▶ Texte
'''

Il y a une guerre très, très froide entre la Norvège et la Russie au sujet d’athlètes gelés.

Tout ça commence avec la victoire énorme, pour ne pas dire hénaurme avec un h aspiré, du Russe Alexander Bolshunov, arrivé une minute avant tout le monde au skiathlon de 30 km, dimanche. Bolshunov, un des meneurs à la Coupe du monde, avait remporté quatre médailles à PyeongChang, notamment en finissant devant Alex Harvey au 50 km, l’ultime épreuve olympique du fondeur québécois.

Tout a commencé par la question d’un journaliste américain, qui a lui demandé d’expliquer une victoire aussi écrasante, allusion pas subtile au dopage. M. Bolshunov a dénoncé la perfidie du journaliste.

Mais quand un journaliste norvégien a écrit pour dénoncer la présence même d’athlètes russes aux Olympiques, cette fois, les Russes ont pris la mouche. La fédération russe de ski a décrété dans un journal russe un boycottage quinquennal des médias norvégiens, rapporte le site Inside the Games.

Elena Vyalbe, présidente de la fédération, avait d’abord réclamé sans succès des excuses immédiates pour ce texte qui viole « toutes les lois concevables ».

'''

▶ Consigne
Modifiez le passage du texte sur le différend entre la Norvège et la Russie qui va de « Il y a une guerre » jusqu'à « du fondeur québécois. » inclus, en remplaçant « énorme » par « immense ». Appuyez-vous uniquement sur le texte.

▶ Enregistrements
'''

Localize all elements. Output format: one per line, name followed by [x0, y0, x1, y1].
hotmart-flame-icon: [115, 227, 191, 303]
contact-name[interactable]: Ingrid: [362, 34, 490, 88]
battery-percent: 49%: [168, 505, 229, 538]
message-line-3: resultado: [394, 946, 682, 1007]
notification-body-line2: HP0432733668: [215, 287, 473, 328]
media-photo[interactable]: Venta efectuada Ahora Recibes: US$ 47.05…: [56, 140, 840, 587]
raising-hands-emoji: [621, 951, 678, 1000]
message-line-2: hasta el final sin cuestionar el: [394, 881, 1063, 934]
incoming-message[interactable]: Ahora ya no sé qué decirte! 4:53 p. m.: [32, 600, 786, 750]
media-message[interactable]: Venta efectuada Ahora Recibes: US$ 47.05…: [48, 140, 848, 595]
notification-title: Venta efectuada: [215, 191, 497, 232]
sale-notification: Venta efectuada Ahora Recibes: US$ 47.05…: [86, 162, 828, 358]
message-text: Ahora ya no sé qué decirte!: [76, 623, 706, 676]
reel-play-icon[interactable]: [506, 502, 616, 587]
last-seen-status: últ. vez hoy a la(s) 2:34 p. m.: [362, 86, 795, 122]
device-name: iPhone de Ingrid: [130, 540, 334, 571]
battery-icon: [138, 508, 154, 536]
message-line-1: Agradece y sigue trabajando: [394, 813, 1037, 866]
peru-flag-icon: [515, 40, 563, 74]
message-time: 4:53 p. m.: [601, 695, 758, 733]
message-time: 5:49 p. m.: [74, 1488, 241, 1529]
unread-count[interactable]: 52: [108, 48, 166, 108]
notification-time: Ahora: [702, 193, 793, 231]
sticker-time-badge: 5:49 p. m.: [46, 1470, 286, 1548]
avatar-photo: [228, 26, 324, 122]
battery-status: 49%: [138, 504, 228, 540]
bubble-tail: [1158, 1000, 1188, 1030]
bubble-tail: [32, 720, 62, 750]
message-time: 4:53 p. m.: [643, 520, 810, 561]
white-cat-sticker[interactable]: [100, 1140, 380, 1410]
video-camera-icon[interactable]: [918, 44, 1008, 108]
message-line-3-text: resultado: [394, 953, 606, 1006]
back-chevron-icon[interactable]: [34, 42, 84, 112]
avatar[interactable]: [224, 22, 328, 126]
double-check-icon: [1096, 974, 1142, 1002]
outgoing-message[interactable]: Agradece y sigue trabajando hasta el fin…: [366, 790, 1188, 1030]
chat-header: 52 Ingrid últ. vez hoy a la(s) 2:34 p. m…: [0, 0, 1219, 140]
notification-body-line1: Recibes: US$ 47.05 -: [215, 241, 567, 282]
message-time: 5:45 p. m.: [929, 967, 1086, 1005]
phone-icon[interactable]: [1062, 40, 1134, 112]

'''

▶ Réponse
Il y a une guerre très, très froide entre la Norvège et la Russie au sujet d’athlètes gelés.

Tout ça commence avec la victoire immense, pour ne pas dire hénaurme avec un h aspiré, du Russe Alexander Bolshunov, arrivé une minute avant tout le monde au skiathlon de 30 km, dimanche. Bolshunov, un des meneurs à la Coupe du monde, avait remporté quatre médailles à PyeongChang, notamment en finissant devant Alex Harvey au 50 km, l’ultime épreuve olympique du fondeur québécois.